Provided records:
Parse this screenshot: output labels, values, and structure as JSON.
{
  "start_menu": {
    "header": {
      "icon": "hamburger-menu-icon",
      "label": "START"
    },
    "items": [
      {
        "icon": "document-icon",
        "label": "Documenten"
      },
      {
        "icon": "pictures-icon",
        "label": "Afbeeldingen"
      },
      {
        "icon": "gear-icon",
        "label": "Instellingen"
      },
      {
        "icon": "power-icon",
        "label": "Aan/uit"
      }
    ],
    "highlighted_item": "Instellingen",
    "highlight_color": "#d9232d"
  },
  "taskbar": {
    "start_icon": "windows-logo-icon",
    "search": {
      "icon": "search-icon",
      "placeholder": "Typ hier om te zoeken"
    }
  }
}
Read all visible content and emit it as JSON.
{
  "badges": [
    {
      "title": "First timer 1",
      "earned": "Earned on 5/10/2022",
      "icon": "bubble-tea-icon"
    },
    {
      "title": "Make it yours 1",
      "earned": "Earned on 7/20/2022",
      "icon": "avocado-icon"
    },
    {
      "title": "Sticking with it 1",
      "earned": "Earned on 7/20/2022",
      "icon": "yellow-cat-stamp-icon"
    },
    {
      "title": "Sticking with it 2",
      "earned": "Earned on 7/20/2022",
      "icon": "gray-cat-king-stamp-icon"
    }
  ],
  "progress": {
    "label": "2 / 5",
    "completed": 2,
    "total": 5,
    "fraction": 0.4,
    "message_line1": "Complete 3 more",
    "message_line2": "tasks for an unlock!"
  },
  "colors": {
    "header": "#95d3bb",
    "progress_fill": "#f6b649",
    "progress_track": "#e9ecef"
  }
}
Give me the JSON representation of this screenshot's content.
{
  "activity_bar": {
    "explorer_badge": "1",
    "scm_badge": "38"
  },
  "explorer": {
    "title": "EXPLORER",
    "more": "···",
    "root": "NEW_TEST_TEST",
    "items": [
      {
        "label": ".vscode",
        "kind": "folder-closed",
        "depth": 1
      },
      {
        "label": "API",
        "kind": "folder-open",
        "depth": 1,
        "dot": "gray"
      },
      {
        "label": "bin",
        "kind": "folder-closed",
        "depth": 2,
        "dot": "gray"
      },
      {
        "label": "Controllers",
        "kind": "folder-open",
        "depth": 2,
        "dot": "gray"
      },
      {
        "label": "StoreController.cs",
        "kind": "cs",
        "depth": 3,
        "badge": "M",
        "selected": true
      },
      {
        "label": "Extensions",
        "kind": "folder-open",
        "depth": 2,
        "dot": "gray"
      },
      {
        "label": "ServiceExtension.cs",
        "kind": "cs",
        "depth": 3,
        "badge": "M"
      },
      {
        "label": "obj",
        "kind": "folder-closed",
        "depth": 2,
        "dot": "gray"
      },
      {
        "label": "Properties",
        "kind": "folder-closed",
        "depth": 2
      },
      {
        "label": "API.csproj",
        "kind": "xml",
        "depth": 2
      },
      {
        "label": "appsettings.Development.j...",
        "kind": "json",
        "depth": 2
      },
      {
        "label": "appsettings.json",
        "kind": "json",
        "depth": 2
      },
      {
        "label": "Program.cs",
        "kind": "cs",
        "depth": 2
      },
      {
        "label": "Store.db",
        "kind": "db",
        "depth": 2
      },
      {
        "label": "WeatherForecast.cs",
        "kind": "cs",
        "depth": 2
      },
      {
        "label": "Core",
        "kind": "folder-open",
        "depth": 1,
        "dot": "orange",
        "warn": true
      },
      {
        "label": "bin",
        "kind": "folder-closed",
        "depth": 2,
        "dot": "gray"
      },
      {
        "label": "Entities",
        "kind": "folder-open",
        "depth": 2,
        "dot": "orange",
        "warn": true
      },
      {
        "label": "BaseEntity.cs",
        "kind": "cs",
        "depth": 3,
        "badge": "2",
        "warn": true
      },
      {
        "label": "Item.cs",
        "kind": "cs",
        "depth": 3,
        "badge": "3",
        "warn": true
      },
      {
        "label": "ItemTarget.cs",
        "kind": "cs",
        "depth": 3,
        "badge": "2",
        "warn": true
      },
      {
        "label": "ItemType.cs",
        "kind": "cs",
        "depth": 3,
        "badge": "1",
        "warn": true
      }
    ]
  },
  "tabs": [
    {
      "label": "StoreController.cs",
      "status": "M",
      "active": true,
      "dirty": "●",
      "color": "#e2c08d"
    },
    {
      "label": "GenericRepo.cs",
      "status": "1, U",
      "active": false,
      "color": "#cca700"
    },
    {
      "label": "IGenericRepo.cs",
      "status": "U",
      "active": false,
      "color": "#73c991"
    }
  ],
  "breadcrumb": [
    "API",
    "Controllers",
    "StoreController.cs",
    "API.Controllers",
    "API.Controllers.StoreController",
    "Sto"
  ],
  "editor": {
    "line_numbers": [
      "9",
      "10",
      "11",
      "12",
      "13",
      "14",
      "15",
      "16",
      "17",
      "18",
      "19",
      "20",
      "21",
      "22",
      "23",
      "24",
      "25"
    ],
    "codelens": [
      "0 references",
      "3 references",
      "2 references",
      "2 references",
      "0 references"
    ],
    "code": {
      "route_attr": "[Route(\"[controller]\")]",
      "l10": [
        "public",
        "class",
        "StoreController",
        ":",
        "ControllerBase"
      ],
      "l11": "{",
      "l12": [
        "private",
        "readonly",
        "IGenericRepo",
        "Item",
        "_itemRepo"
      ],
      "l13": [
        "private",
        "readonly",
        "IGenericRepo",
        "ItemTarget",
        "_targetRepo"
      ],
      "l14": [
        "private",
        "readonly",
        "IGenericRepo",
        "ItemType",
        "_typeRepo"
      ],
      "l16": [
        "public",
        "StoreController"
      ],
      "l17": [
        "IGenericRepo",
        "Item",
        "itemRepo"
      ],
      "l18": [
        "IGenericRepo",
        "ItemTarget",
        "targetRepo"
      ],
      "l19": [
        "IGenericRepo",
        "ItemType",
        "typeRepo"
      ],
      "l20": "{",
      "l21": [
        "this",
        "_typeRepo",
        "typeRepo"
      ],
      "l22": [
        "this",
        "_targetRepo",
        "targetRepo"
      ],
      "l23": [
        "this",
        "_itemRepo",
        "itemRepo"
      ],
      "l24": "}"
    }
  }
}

Exercise instructions: Transcribe every entry verbatim.

Answer for the task:
Parse this screenshot: output labels, values, and structure as JSON.
{
  "start_menu": {
    "header": {
      "icon": "hamburger-menu-icon",
      "label": "START"
    },
    "items": [
      {
        "icon": "document-icon",
        "label": "Documenten"
      },
      {
        "icon": "pictures-icon",
        "label": "Afbeeldingen"
      },
      {
        "icon": "gear-icon",
        "label": "Instellingen"
      },
      {
        "icon": "power-icon",
        "label": "Aan/uit"
      }
    ],
    "highlighted_item": "Instellingen",
    "highlight_color": "#d9232d"
  },
  "taskbar": {
    "start_icon": "windows-logo-icon",
    "search": {
      "icon": "search-icon",
      "placeholder": "Typ hier om te zoeken"
    }
  }
}
Read all visible content and emit it as JSON.
{
  "badges": [
    {
      "title": "First timer 1",
      "earned": "Earned on 5/10/2022",
      "icon": "bubble-tea-icon"
    },
    {
      "title": "Make it yours 1",
      "earned": "Earned on 7/20/2022",
      "icon": "avocado-icon"
    },
    {
      "title": "Sticking with it 1",
      "earned": "Earned on 7/20/2022",
      "icon": "yellow-cat-stamp-icon"
    },
    {
      "title": "Sticking with it 2",
      "earned": "Earned on 7/20/2022",
      "icon": "gray-cat-king-stamp-icon"
    }
  ],
  "progress": {
    "label": "2 / 5",
    "completed": 2,
    "total": 5,
    "fraction": 0.4,
    "message_line1": "Complete 3 more",
    "message_line2": "tasks for an unlock!"
  },
  "colors": {
    "header": "#95d3bb",
    "progress_fill": "#f6b649",
    "progress_track": "#e9ecef"
  }
}
Give me the JSON representation of this screenshot's content.
{
  "activity_bar": {
    "explorer_badge": "1",
    "scm_badge": "38"
  },
  "explorer": {
    "title": "EXPLORER",
    "more": "···",
    "root": "NEW_TEST_TEST",
    "items": [
      {
        "label": ".vscode",
        "kind": "folder-closed",
        "depth": 1
      },
      {
        "label": "API",
        "kind": "folder-open",
        "depth": 1,
        "dot": "gray"
      },
      {
        "label": "bin",
        "kind": "folder-closed",
        "depth": 2,
        "dot": "gray"
      },
      {
        "label": "Controllers",
        "kind": "folder-open",
        "depth": 2,
        "dot": "gray"
      },
      {
        "label": "StoreController.cs",
        "kind": "cs",
        "depth": 3,
        "badge": "M",
        "selected": true
      },
      {
        "label": "Extensions",
        "kind": "folder-open",
        "depth": 2,
        "dot": "gray"
      },
      {
        "label": "ServiceExtension.cs",
        "kind": "cs",
        "depth": 3,
        "badge": "M"
      },
      {
        "label": "obj",
        "kind": "folder-closed",
        "depth": 2,
        "dot": "gray"
      },
      {
        "label": "Properties",
        "kind": "folder-closed",
        "depth": 2
      },
      {
        "label": "API.csproj",
        "kind": "xml",
        "depth": 2
      },
      {
        "label": "appsettings.Development.j...",
        "kind": "json",
        "depth": 2
      },
      {
        "label": "appsettings.json",
        "kind": "json",
        "depth": 2
      },
      {
        "label": "Program.cs",
        "kind": "cs",
        "depth": 2
      },
      {
        "label": "Store.db",
        "kind": "db",
        "depth": 2
      },
      {
        "label": "WeatherForecast.cs",
        "kind": "cs",
        "depth": 2
      },
      {
        "label": "Core",
        "kind": "folder-open",
        "depth": 1,
        "dot": "orange",
        "warn": true
      },
      {
        "label": "bin",
        "kind": "folder-closed",
        "depth": 2,
        "dot": "gray"
      },
      {
        "label": "Entities",
        "kind": "folder-open",
        "depth": 2,
        "dot": "orange",
        "warn": true
      },
      {
        "label": "BaseEntity.cs",
        "kind": "cs",
        "depth": 3,
        "badge": "2",
        "warn": true
      },
      {
        "label": "Item.cs",
        "kind": "cs",
        "depth": 3,
        "badge": "3",
        "warn": true
      },
      {
        "label": "ItemTarget.cs",
        "kind": "cs",
        "depth": 3,
        "badge": "2",
        "warn": true
      },
      {
        "label": "ItemType.cs",
        "kind": "cs",
        "depth": 3,
        "badge": "1",
        "warn": true
      }
    ]
  },
  "tabs": [
    {
      "label": "StoreController.cs",
      "status": "M",
      "active": true,
      "dirty": "●",
      "color": "#e2c08d"
    },
    {
      "label": "GenericRepo.cs",
      "status": "1, U",
      "active": false,
      "color": "#cca700"
    },
    {
      "label": "IGenericRepo.cs",
      "status": "U",
      "active": false,
      "color": "#73c991"
    }
  ],
  "breadcrumb": [
    "API",
    "Controllers",
    "StoreController.cs",
    "API.Controllers",
    "API.Controllers.StoreController",
    "Sto"
  ],
  "editor": {
    "line_numbers": [
      "9",
      "10",
      "11",
      "12",
      "13",
      "14",
      "15",
      "16",
      "17",
      "18",
      "19",
      "20",
      "21",
      "22",
      "23",
      "24",
      "25"
    ],
    "codelens": [
      "0 references",
      "3 references",
      "2 references",
      "2 references",
      "0 references"
    ],
    "code": {
      "route_attr": "[Route(\"[controller]\")]",
      "l10": [
        "public",
        "class",
        "StoreController",
        ":",
        "ControllerBase"
      ],
      "l11": "{",
      "l12": [
        "private",
        "readonly",
        "IGenericRepo",
        "Item",
        "_itemRepo"
      ],
      "l13": [
        "private",
        "readonly",
        "IGenericRepo",
        "ItemTarget",
        "_targetRepo"
      ],
      "l14": [
        "private",
        "readonly",
        "IGenericRepo",
        "ItemType",
        "_typeRepo"
      ],
      "l16": [
        "public",
        "StoreController"
      ],
      "l17": [
        "IGenericRepo",
        "Item",
        "itemRepo"
      ],
      "l18": [
        "IGenericRepo",
        "ItemTarget",
        "targetRepo"
      ],
      "l19": [
        "IGenericRepo",
        "ItemType",
        "typeRepo"
      ],
      "l20": "{",
      "l21": [
        "this",
        "_typeRepo",
        "typeRepo"
      ],
      "l22": [
        "this",
        "_targetRepo",
        "targetRepo"
      ],
      "l23": [
        "this",
        "_itemRepo",
        "itemRepo"
      ],
      "l24": "}"
    }
  }
}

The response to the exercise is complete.